Recorded data:
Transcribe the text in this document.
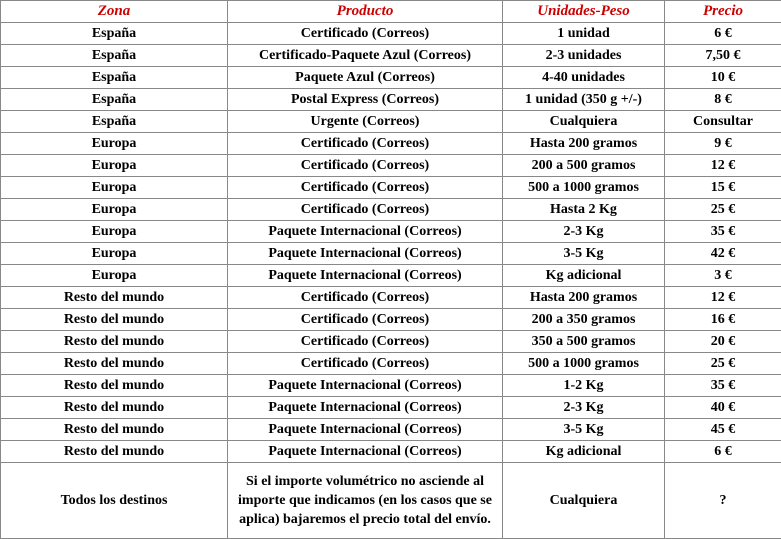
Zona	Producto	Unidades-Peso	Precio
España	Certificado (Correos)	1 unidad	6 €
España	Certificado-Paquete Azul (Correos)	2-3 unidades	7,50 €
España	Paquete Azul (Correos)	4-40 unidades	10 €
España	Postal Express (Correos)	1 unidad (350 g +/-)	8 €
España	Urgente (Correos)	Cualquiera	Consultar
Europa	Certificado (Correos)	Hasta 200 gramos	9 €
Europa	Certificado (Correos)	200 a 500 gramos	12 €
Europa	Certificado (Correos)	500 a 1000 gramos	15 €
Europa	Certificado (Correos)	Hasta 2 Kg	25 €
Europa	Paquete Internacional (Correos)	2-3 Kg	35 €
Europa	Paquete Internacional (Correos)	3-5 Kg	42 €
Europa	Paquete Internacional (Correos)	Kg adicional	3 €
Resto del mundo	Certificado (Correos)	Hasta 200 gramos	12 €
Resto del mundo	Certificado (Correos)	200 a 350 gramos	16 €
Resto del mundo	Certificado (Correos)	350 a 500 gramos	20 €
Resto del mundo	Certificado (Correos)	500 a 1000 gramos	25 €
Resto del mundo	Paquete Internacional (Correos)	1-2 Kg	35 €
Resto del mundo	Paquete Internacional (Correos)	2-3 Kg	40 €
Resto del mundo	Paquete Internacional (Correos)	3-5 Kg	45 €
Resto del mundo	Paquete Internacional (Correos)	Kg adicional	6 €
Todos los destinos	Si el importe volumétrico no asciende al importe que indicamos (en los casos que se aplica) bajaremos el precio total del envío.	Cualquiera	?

## Challenge
Repeat the records in full, exactly as they appear, without the pictures.

## Solution to the exercise
Transcribe the text in this document.
Zona	Producto	Unidades-Peso	Precio
España	Certificado (Correos)	1 unidad	6 €
España	Certificado-Paquete Azul (Correos)	2-3 unidades	7,50 €
España	Paquete Azul (Correos)	4-40 unidades	10 €
España	Postal Express (Correos)	1 unidad (350 g +/-)	8 €
España	Urgente (Correos)	Cualquiera	Consultar
Europa	Certificado (Correos)	Hasta 200 gramos	9 €
Europa	Certificado (Correos)	200 a 500 gramos	12 €
Europa	Certificado (Correos)	500 a 1000 gramos	15 €
Europa	Certificado (Correos)	Hasta 2 Kg	25 €
Europa	Paquete Internacional (Correos)	2-3 Kg	35 €
Europa	Paquete Internacional (Correos)	3-5 Kg	42 €
Europa	Paquete Internacional (Correos)	Kg adicional	3 €
Resto del mundo	Certificado (Correos)	Hasta 200 gramos	12 €
Resto del mundo	Certificado (Correos)	200 a 350 gramos	16 €
Resto del mundo	Certificado (Correos)	350 a 500 gramos	20 €
Resto del mundo	Certificado (Correos)	500 a 1000 gramos	25 €
Resto del mundo	Paquete Internacional (Correos)	1-2 Kg	35 €
Resto del mundo	Paquete Internacional (Correos)	2-3 Kg	40 €
Resto del mundo	Paquete Internacional (Correos)	3-5 Kg	45 €
Resto del mundo	Paquete Internacional (Correos)	Kg adicional	6 €
Todos los destinos	Si el importe volumétrico no asciende al importe que indicamos (en los casos que se aplica) bajaremos el precio total del envío.	Cualquiera	?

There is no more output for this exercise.